Stored data:
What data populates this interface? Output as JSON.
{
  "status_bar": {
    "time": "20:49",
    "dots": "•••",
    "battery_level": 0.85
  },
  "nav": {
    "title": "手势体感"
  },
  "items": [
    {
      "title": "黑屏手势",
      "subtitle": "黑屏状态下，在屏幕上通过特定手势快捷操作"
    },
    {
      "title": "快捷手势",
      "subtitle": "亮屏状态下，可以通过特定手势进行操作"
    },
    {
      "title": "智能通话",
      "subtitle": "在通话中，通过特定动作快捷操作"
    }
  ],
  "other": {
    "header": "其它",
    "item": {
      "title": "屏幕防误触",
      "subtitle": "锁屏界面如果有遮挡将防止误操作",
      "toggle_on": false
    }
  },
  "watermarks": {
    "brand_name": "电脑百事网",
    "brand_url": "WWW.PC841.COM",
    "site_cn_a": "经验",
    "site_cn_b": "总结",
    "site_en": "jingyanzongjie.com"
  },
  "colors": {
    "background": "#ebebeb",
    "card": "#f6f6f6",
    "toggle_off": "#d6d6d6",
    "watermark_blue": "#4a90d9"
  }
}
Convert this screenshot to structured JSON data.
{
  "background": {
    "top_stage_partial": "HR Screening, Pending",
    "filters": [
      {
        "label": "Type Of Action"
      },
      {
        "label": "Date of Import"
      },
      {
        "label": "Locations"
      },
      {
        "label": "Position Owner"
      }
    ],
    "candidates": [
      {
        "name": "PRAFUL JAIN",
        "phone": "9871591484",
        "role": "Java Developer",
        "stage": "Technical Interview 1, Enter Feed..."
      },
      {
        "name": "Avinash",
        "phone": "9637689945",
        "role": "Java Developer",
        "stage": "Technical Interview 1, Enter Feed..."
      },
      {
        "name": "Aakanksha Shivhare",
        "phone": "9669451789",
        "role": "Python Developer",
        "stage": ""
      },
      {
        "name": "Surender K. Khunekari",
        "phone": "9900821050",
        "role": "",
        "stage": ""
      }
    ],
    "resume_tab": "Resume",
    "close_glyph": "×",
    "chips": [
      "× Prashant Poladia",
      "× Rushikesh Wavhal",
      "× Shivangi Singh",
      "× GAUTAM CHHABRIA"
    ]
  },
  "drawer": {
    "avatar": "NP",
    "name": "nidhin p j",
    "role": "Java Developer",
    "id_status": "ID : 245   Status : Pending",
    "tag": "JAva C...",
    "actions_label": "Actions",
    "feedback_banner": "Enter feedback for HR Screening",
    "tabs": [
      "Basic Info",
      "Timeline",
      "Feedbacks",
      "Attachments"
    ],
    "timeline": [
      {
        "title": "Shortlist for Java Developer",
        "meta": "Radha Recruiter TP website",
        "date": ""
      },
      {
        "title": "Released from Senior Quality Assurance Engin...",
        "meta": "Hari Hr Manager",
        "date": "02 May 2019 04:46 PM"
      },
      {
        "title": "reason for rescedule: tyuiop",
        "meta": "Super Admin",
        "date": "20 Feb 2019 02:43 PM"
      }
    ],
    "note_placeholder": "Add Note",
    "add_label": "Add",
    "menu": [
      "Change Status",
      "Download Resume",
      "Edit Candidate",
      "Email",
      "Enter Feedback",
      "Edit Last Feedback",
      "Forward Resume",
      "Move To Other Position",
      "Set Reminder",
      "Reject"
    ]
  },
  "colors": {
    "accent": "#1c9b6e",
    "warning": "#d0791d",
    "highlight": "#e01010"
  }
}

● Set task
Set all of the entries down again, exactly as they were given.

● Solution to this task
What data populates this interface? Output as JSON.
{
  "status_bar": {
    "time": "20:49",
    "dots": "•••",
    "battery_level": 0.85
  },
  "nav": {
    "title": "手势体感"
  },
  "items": [
    {
      "title": "黑屏手势",
      "subtitle": "黑屏状态下，在屏幕上通过特定手势快捷操作"
    },
    {
      "title": "快捷手势",
      "subtitle": "亮屏状态下，可以通过特定手势进行操作"
    },
    {
      "title": "智能通话",
      "subtitle": "在通话中，通过特定动作快捷操作"
    }
  ],
  "other": {
    "header": "其它",
    "item": {
      "title": "屏幕防误触",
      "subtitle": "锁屏界面如果有遮挡将防止误操作",
      "toggle_on": false
    }
  },
  "watermarks": {
    "brand_name": "电脑百事网",
    "brand_url": "WWW.PC841.COM",
    "site_cn_a": "经验",
    "site_cn_b": "总结",
    "site_en": "jingyanzongjie.com"
  },
  "colors": {
    "background": "#ebebeb",
    "card": "#f6f6f6",
    "toggle_off": "#d6d6d6",
    "watermark_blue": "#4a90d9"
  }
}
Convert this screenshot to structured JSON data.
{
  "background": {
    "top_stage_partial": "HR Screening, Pending",
    "filters": [
      {
        "label": "Type Of Action"
      },
      {
        "label": "Date of Import"
      },
      {
        "label": "Locations"
      },
      {
        "label": "Position Owner"
      }
    ],
    "candidates": [
      {
        "name": "PRAFUL JAIN",
        "phone": "9871591484",
        "role": "Java Developer",
        "stage": "Technical Interview 1, Enter Feed..."
      },
      {
        "name": "Avinash",
        "phone": "9637689945",
        "role": "Java Developer",
        "stage": "Technical Interview 1, Enter Feed..."
      },
      {
        "name": "Aakanksha Shivhare",
        "phone": "9669451789",
        "role": "Python Developer",
        "stage": ""
      },
      {
        "name": "Surender K. Khunekari",
        "phone": "9900821050",
        "role": "",
        "stage": ""
      }
    ],
    "resume_tab": "Resume",
    "close_glyph": "×",
    "chips": [
      "× Prashant Poladia",
      "× Rushikesh Wavhal",
      "× Shivangi Singh",
      "× GAUTAM CHHABRIA"
    ]
  },
  "drawer": {
    "avatar": "NP",
    "name": "nidhin p j",
    "role": "Java Developer",
    "id_status": "ID : 245   Status : Pending",
    "tag": "JAva C...",
    "actions_label": "Actions",
    "feedback_banner": "Enter feedback for HR Screening",
    "tabs": [
      "Basic Info",
      "Timeline",
      "Feedbacks",
      "Attachments"
    ],
    "timeline": [
      {
        "title": "Shortlist for Java Developer",
        "meta": "Radha Recruiter TP website",
        "date": ""
      },
      {
        "title": "Released from Senior Quality Assurance Engin...",
        "meta": "Hari Hr Manager",
        "date": "02 May 2019 04:46 PM"
      },
      {
        "title": "reason for rescedule: tyuiop",
        "meta": "Super Admin",
        "date": "20 Feb 2019 02:43 PM"
      }
    ],
    "note_placeholder": "Add Note",
    "add_label": "Add",
    "menu": [
      "Change Status",
      "Download Resume",
      "Edit Candidate",
      "Email",
      "Enter Feedback",
      "Edit Last Feedback",
      "Forward Resume",
      "Move To Other Position",
      "Set Reminder",
      "Reject"
    ]
  },
  "colors": {
    "accent": "#1c9b6e",
    "warning": "#d0791d",
    "highlight": "#e01010"
  }
}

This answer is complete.